Given information ::
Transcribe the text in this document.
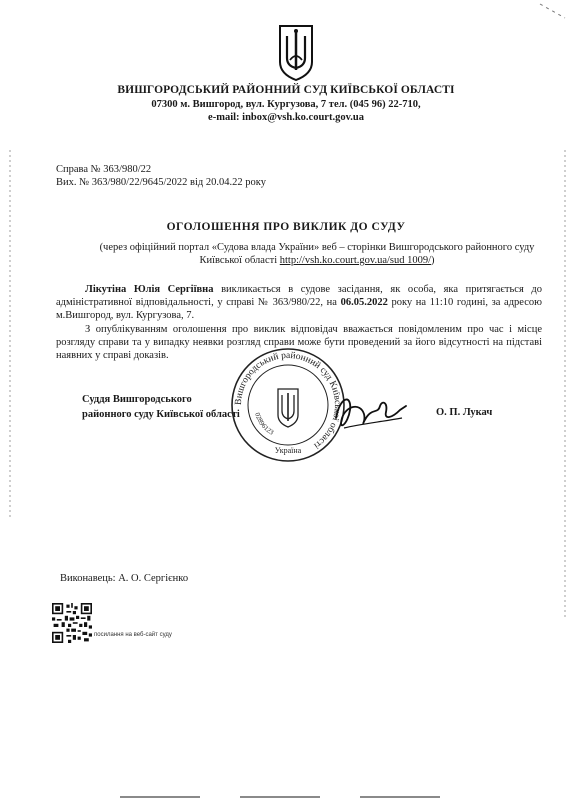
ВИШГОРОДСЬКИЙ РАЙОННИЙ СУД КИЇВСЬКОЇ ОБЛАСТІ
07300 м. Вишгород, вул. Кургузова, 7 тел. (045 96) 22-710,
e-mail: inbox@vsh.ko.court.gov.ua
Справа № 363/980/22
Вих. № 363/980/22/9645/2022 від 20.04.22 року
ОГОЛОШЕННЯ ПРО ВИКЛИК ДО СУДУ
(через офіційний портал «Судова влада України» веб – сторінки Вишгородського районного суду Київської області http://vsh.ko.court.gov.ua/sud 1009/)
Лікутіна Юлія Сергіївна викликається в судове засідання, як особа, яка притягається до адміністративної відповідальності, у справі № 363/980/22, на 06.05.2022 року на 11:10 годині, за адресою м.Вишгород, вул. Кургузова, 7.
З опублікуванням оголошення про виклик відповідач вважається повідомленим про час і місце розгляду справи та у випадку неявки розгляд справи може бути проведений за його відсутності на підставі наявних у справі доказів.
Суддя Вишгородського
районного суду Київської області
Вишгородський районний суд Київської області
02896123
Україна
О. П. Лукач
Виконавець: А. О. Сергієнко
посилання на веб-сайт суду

Work to complete :: Retype each entry precisely. Skip images entirely.

The answer ::
Transcribe the text in this document.
ВИШГОРОДСЬКИЙ РАЙОННИЙ СУД КИЇВСЬКОЇ ОБЛАСТІ
07300 м. Вишгород, вул. Кургузова, 7 тел. (045 96) 22-710,
e-mail: inbox@vsh.ko.court.gov.ua
Справа № 363/980/22
Вих. № 363/980/22/9645/2022 від 20.04.22 року
ОГОЛОШЕННЯ ПРО ВИКЛИК ДО СУДУ
(через офіційний портал «Судова влада України» веб – сторінки Вишгородського районного суду Київської області http://vsh.ko.court.gov.ua/sud 1009/)
Лікутіна Юлія Сергіївна викликається в судове засідання, як особа, яка притягається до адміністративної відповідальності, у справі № 363/980/22, на 06.05.2022 року на 11:10 годині, за адресою м.Вишгород, вул. Кургузова, 7.
З опублікуванням оголошення про виклик відповідач вважається повідомленим про час і місце розгляду справи та у випадку неявки розгляд справи може бути проведений за його відсутності на підставі наявних у справі доказів.
Суддя Вишгородського
районного суду Київської області
Вишгородський районний суд Київської області
02896123
Україна
О. П. Лукач
Виконавець: А. О. Сергієнко
посилання на веб-сайт суду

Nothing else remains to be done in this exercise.